● What the exercise asks
Please repeat the data between the lines containing "For every button, label, input, icon, or" and "h-value: 0 (671, 118, 677, 131)", inclusive, exactly as they appear. Leave the pictures out of your answer.

● Provided records
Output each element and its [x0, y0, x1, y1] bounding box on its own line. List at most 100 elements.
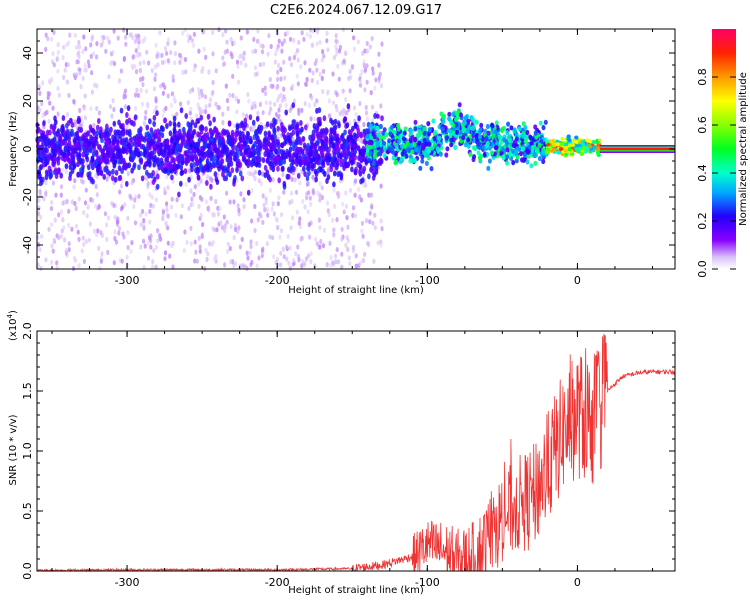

...

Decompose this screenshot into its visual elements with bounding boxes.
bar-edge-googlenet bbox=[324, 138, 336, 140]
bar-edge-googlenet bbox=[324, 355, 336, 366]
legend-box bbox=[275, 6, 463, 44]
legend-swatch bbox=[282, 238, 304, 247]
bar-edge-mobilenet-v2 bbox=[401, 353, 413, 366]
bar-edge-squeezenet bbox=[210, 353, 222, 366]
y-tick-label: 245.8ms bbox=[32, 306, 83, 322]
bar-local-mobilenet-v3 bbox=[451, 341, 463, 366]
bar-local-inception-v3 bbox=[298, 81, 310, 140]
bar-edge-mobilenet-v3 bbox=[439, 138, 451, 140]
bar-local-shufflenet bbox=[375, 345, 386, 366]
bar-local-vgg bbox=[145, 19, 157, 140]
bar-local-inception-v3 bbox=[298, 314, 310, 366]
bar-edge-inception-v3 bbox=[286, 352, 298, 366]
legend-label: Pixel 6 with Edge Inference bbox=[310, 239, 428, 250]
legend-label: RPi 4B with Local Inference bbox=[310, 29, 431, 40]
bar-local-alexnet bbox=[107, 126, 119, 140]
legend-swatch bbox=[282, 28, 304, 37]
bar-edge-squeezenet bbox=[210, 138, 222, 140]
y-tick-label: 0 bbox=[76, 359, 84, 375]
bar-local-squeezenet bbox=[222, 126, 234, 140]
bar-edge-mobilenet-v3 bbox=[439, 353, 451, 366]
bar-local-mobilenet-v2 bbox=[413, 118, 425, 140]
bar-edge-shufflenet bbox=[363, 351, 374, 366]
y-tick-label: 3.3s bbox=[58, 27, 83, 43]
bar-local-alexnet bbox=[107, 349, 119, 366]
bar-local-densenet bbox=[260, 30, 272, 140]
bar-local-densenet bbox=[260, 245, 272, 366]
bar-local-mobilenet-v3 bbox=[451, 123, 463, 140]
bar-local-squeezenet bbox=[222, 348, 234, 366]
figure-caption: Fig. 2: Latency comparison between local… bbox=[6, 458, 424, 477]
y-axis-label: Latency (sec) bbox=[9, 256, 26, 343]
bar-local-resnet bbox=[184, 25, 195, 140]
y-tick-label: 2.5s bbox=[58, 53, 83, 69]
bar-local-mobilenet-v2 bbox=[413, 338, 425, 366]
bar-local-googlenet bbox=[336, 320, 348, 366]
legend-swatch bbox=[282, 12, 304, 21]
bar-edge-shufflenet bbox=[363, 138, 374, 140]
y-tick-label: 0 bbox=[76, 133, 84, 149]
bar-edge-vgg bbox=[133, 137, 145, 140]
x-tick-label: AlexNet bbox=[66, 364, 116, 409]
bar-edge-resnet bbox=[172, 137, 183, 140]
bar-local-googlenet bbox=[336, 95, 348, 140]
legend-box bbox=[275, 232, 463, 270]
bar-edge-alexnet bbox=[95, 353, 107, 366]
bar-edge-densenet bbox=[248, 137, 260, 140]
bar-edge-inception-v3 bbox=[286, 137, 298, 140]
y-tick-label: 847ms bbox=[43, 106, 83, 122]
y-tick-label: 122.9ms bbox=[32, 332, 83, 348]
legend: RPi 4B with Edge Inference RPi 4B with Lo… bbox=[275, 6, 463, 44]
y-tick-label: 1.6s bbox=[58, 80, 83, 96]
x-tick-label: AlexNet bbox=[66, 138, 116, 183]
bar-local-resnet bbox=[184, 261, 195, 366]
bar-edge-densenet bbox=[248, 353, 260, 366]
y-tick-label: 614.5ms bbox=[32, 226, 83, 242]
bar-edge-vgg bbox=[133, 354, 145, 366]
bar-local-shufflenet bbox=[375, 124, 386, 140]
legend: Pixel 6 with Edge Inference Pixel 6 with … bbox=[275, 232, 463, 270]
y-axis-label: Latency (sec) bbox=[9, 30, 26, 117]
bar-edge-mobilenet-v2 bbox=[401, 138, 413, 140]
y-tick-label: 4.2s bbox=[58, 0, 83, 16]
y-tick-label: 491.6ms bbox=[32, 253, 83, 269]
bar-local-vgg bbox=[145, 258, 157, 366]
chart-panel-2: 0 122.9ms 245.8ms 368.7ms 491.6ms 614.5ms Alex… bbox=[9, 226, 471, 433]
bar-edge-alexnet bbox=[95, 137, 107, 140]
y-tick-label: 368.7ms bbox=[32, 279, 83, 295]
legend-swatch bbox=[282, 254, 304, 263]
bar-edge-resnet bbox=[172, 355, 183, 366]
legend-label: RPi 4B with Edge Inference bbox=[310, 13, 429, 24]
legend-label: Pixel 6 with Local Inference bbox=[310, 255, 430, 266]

* * *

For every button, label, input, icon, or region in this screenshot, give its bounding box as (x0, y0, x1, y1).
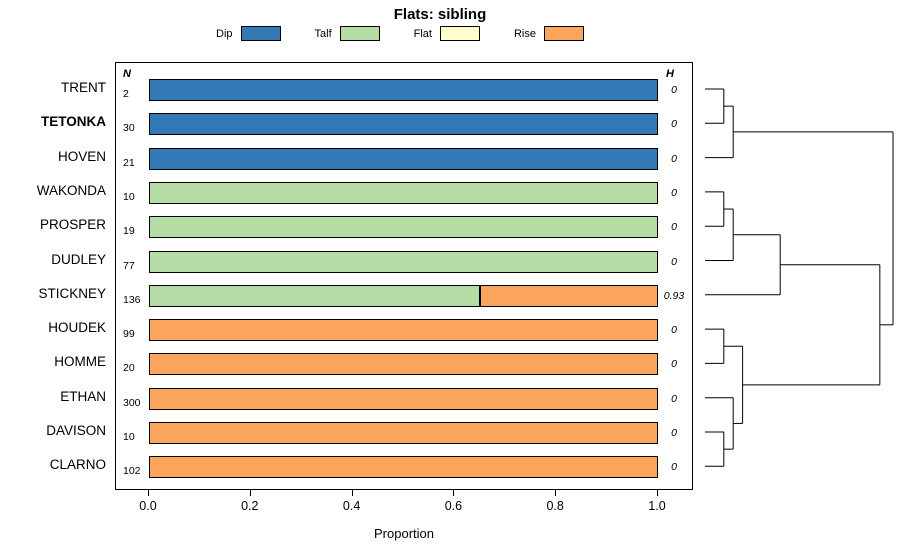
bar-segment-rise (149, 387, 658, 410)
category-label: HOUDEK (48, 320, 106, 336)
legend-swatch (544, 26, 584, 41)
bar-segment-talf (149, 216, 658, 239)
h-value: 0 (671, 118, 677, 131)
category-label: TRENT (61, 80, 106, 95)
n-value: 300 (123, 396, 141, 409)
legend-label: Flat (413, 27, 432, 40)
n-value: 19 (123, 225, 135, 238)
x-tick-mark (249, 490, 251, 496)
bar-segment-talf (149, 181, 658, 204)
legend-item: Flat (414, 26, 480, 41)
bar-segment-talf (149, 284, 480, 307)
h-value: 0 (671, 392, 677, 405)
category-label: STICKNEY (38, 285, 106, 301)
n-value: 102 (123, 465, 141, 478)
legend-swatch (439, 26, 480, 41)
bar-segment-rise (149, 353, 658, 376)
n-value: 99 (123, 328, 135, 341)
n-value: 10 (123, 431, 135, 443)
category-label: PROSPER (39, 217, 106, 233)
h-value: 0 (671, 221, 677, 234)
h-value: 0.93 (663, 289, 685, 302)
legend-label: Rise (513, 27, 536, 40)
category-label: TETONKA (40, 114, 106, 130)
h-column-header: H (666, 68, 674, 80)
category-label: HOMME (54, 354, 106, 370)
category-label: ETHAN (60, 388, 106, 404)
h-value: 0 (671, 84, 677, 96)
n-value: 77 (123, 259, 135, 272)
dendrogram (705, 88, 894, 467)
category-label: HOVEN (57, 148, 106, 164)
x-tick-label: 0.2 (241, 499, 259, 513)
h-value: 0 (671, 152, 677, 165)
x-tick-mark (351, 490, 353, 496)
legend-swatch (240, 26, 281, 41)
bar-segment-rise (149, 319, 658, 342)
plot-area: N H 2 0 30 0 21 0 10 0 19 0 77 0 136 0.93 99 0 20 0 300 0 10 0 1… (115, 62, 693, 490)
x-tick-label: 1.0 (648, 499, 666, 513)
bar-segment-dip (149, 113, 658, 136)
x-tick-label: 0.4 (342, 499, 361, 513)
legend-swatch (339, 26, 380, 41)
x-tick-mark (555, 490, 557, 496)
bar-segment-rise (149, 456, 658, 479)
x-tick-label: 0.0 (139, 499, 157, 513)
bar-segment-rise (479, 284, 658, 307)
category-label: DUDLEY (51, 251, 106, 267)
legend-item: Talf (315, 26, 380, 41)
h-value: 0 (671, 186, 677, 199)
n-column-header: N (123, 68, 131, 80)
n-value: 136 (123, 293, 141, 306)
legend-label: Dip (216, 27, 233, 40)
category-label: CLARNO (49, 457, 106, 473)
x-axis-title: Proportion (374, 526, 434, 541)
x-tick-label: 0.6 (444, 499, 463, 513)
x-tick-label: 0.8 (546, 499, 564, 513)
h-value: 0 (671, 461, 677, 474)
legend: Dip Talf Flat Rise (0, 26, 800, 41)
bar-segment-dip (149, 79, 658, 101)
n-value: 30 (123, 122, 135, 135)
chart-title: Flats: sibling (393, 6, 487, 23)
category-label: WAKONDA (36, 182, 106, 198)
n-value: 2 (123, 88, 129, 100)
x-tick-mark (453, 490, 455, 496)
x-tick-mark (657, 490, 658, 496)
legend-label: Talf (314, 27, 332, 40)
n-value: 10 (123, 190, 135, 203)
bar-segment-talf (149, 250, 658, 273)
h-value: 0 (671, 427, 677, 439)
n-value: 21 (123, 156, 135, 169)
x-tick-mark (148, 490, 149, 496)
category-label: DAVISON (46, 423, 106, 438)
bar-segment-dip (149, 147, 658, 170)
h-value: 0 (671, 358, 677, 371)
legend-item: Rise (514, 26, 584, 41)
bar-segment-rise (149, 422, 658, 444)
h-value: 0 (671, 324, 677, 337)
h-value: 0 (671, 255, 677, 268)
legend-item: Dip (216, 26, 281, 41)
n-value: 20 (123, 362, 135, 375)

● Result of this task
For every button, label, input, icon, or region in this screenshot, give its bounding box as (x0, y0, x1, y1).
bar-segment-rise (149, 387, 658, 410)
category-label: HOUDEK (48, 320, 106, 336)
legend-swatch (544, 26, 584, 41)
bar-segment-talf (149, 216, 658, 239)
h-value: 0 (671, 118, 677, 131)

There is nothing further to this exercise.